DIRECTIONS:
Pictures don't belong in the copy; print all the records exactly.

DATA TO PROCESS:
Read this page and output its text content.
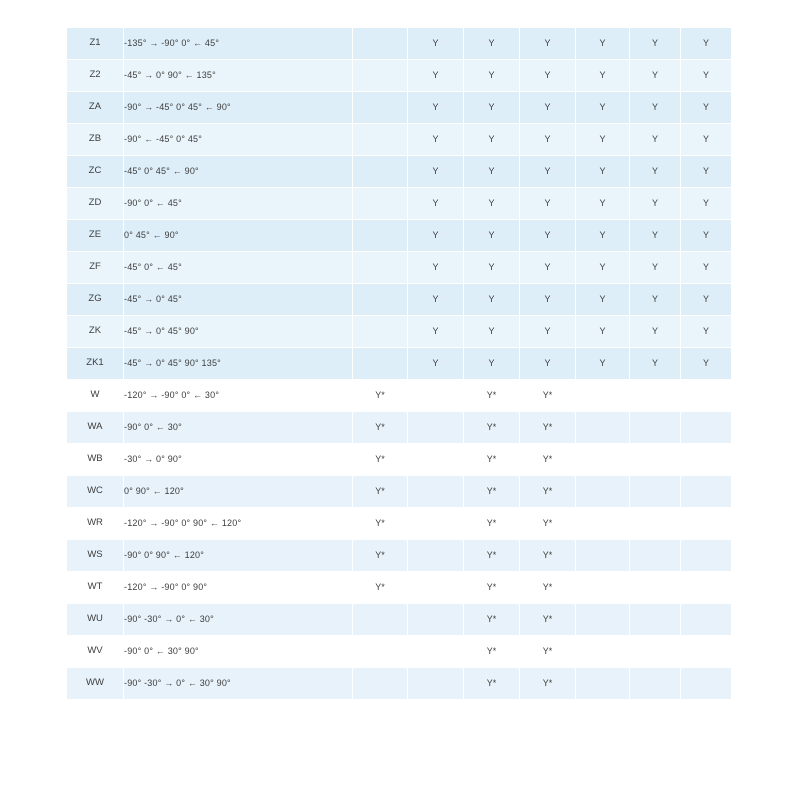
Z1	-135° → -90° 0° ← 45°		Y	Y	Y	Y	Y	Y
Z2	-45° → 0° 90° ← 135°		Y	Y	Y	Y	Y	Y
ZA	-90° → -45° 0° 45° ← 90°		Y	Y	Y	Y	Y	Y
ZB	-90° ← -45° 0° 45°		Y	Y	Y	Y	Y	Y
ZC	-45° 0° 45° ← 90°		Y	Y	Y	Y	Y	Y
ZD	-90° 0° ← 45°		Y	Y	Y	Y	Y	Y
ZE	0° 45° ← 90°		Y	Y	Y	Y	Y	Y
ZF	-45° 0° ← 45°		Y	Y	Y	Y	Y	Y
ZG	-45° → 0° 45°		Y	Y	Y	Y	Y	Y
ZK	-45° → 0° 45° 90°		Y	Y	Y	Y	Y	Y
ZK1	-45° → 0° 45° 90° 135°		Y	Y	Y	Y	Y	Y
W	-120° → -90° 0° ← 30°	Y*		Y*	Y*			
WA	-90° 0° ← 30°	Y*		Y*	Y*			
WB	-30° → 0° 90°	Y*		Y*	Y*			
WC	0° 90° ← 120°	Y*		Y*	Y*			
WR	-120° → -90° 0° 90° ← 120°	Y*		Y*	Y*			
WS	-90° 0° 90° ← 120°	Y*		Y*	Y*			
WT	-120° → -90° 0° 90°	Y*		Y*	Y*			
WU	-90° -30° → 0° ← 30°			Y*	Y*			
WV	-90° 0° ← 30° 90°			Y*	Y*			
WW	-90° -30° → 0° ← 30° 90°			Y*	Y*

TASK OUTPUT:
Read this page and output its text content.
Z1	-135° → -90° 0° ← 45°		Y	Y	Y	Y	Y	Y
Z2	-45° → 0° 90° ← 135°		Y	Y	Y	Y	Y	Y
ZA	-90° → -45° 0° 45° ← 90°		Y	Y	Y	Y	Y	Y
ZB	-90° ← -45° 0° 45°		Y	Y	Y	Y	Y	Y
ZC	-45° 0° 45° ← 90°		Y	Y	Y	Y	Y	Y
ZD	-90° 0° ← 45°		Y	Y	Y	Y	Y	Y
ZE	0° 45° ← 90°		Y	Y	Y	Y	Y	Y
ZF	-45° 0° ← 45°		Y	Y	Y	Y	Y	Y
ZG	-45° → 0° 45°		Y	Y	Y	Y	Y	Y
ZK	-45° → 0° 45° 90°		Y	Y	Y	Y	Y	Y
ZK1	-45° → 0° 45° 90° 135°		Y	Y	Y	Y	Y	Y
W	-120° → -90° 0° ← 30°	Y*		Y*	Y*			
WA	-90° 0° ← 30°	Y*		Y*	Y*			
WB	-30° → 0° 90°	Y*		Y*	Y*			
WC	0° 90° ← 120°	Y*		Y*	Y*			
WR	-120° → -90° 0° 90° ← 120°	Y*		Y*	Y*			
WS	-90° 0° 90° ← 120°	Y*		Y*	Y*			
WT	-120° → -90° 0° 90°	Y*		Y*	Y*			
WU	-90° -30° → 0° ← 30°			Y*	Y*			
WV	-90° 0° ← 30° 90°			Y*	Y*			
WW	-90° -30° → 0° ← 30° 90°			Y*	Y*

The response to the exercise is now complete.